Begin SUPPLIED ENTRIES

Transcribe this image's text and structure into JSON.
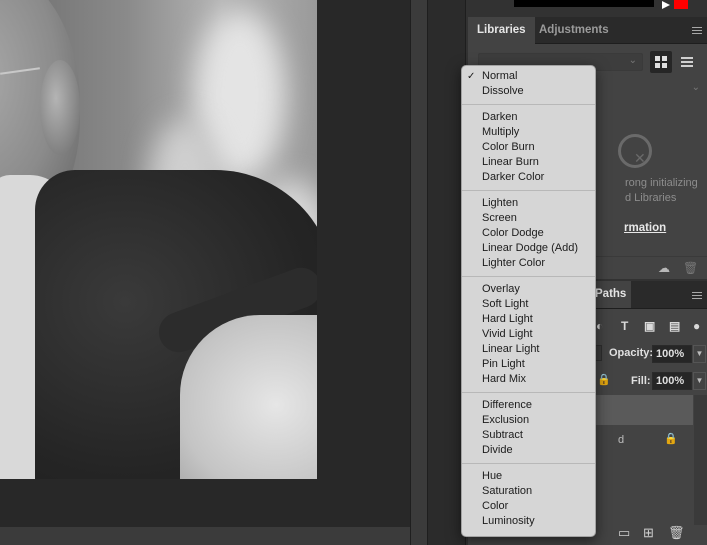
{
  "libraries_panel": {
    "tabs": [
      "Libraries",
      "Adjustments"
    ],
    "active_tab": "Libraries",
    "error_message": "rong initializing\nd Libraries",
    "link_text": "rmation"
  },
  "layers_panel": {
    "visible_tab": "Paths",
    "opacity_label": "Opacity:",
    "opacity_value": "100%",
    "fill_label": "Fill:",
    "fill_value": "100%",
    "layer2_partial": "d"
  },
  "blend_menu": {
    "selected": "Normal",
    "groups": [
      [
        "Normal",
        "Dissolve"
      ],
      [
        "Darken",
        "Multiply",
        "Color Burn",
        "Linear Burn",
        "Darker Color"
      ],
      [
        "Lighten",
        "Screen",
        "Color Dodge",
        "Linear Dodge (Add)",
        "Lighter Color"
      ],
      [
        "Overlay",
        "Soft Light",
        "Hard Light",
        "Vivid Light",
        "Linear Light",
        "Pin Light",
        "Hard Mix"
      ],
      [
        "Difference",
        "Exclusion",
        "Subtract",
        "Divide"
      ],
      [
        "Hue",
        "Saturation",
        "Color",
        "Luminosity"
      ]
    ]
  },
  "colors": {
    "foreground": "#000000",
    "accent": "#ff0000",
    "menu_bg": "#d6d6d6"
  },
  "icons": [
    "menu-icon",
    "grid-view-icon",
    "list-view-icon",
    "library-error-icon",
    "cloud-sync-icon",
    "trash-icon",
    "check-icon"
  ]
}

End SUPPLIED ENTRIES

■ **WHAT THE TASK REQUIRES**:
Repeat the material exactly as it reads, without any of its pictures.

■ **WRITTEN ANSWER**:
Transcribe this image's text and structure into JSON.
{
  "libraries_panel": {
    "tabs": [
      "Libraries",
      "Adjustments"
    ],
    "active_tab": "Libraries",
    "error_message": "rong initializing\nd Libraries",
    "link_text": "rmation"
  },
  "layers_panel": {
    "visible_tab": "Paths",
    "opacity_label": "Opacity:",
    "opacity_value": "100%",
    "fill_label": "Fill:",
    "fill_value": "100%",
    "layer2_partial": "d"
  },
  "blend_menu": {
    "selected": "Normal",
    "groups": [
      [
        "Normal",
        "Dissolve"
      ],
      [
        "Darken",
        "Multiply",
        "Color Burn",
        "Linear Burn",
        "Darker Color"
      ],
      [
        "Lighten",
        "Screen",
        "Color Dodge",
        "Linear Dodge (Add)",
        "Lighter Color"
      ],
      [
        "Overlay",
        "Soft Light",
        "Hard Light",
        "Vivid Light",
        "Linear Light",
        "Pin Light",
        "Hard Mix"
      ],
      [
        "Difference",
        "Exclusion",
        "Subtract",
        "Divide"
      ],
      [
        "Hue",
        "Saturation",
        "Color",
        "Luminosity"
      ]
    ]
  },
  "colors": {
    "foreground": "#000000",
    "accent": "#ff0000",
    "menu_bg": "#d6d6d6"
  },
  "icons": [
    "menu-icon",
    "grid-view-icon",
    "list-view-icon",
    "library-error-icon",
    "cloud-sync-icon",
    "trash-icon",
    "check-icon"
  ]
}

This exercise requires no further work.